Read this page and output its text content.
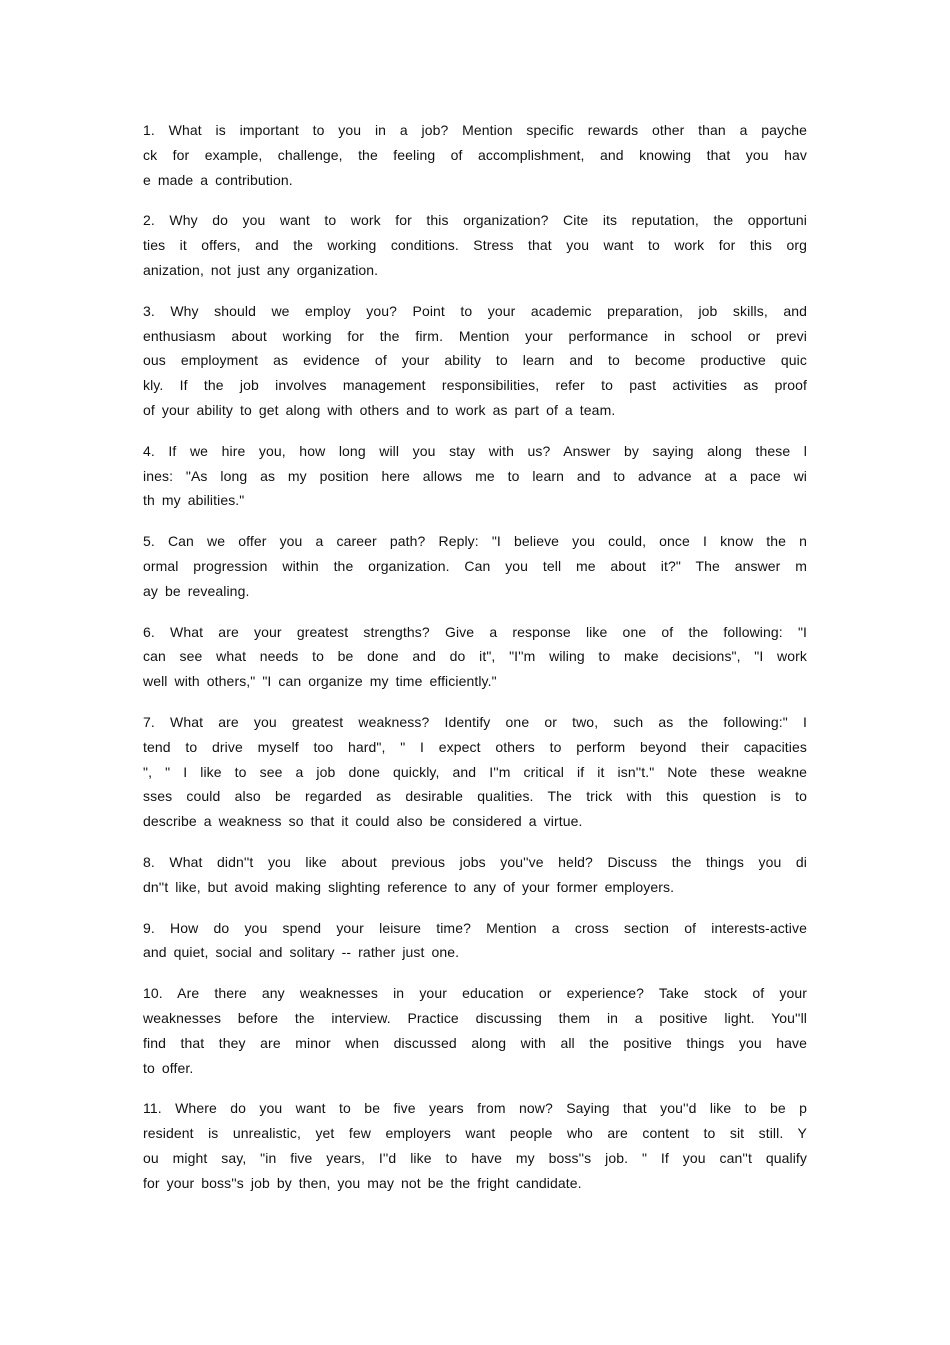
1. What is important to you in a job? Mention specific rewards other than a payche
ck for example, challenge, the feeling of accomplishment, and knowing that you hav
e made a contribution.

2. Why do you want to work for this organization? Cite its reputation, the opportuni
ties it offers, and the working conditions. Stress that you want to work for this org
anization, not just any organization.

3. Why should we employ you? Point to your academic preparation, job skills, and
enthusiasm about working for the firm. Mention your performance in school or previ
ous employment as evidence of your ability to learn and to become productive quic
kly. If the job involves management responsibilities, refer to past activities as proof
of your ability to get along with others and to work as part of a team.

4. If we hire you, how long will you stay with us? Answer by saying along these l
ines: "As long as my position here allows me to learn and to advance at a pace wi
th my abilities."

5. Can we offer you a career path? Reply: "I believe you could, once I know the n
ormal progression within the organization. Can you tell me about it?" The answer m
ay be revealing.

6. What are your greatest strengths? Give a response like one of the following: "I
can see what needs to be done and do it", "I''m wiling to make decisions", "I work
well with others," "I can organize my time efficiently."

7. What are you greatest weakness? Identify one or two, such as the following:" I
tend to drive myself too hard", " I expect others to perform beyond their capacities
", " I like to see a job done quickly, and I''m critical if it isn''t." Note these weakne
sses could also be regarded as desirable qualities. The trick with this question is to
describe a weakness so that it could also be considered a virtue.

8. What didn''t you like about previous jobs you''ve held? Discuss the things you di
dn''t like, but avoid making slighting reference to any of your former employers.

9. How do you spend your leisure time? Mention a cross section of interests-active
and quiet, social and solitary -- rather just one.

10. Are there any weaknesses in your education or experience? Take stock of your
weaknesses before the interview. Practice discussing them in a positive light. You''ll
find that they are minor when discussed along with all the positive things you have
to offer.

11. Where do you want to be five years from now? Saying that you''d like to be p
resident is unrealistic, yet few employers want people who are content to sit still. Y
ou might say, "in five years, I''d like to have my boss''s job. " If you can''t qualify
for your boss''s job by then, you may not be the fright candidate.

· · ·

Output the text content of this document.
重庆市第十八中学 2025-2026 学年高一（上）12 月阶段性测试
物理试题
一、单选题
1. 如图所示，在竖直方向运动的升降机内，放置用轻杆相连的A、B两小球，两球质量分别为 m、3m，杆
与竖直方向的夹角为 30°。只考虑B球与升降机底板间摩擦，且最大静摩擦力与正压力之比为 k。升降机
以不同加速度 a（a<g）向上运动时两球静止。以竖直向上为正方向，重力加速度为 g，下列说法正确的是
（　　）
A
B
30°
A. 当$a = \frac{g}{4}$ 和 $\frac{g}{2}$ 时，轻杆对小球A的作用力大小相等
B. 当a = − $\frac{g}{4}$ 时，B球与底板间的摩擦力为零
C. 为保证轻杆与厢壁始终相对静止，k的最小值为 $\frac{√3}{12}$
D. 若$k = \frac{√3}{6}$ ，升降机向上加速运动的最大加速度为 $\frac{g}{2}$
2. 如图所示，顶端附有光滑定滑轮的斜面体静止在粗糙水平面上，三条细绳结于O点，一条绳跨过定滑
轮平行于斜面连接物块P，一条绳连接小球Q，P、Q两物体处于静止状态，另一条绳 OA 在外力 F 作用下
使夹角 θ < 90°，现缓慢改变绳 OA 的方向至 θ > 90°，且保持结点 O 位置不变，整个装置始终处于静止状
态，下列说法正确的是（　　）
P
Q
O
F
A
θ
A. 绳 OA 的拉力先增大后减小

· · ·

Task prompt: Show the lines of the material that contain the word "Mention".

Full answer:
1. What is important to you in a job? Mention specific rewards other than a payche
enthusiasm about working for the firm. Mention your performance in school or previ
9. How do you spend your leisure time? Mention a cross section of interests-active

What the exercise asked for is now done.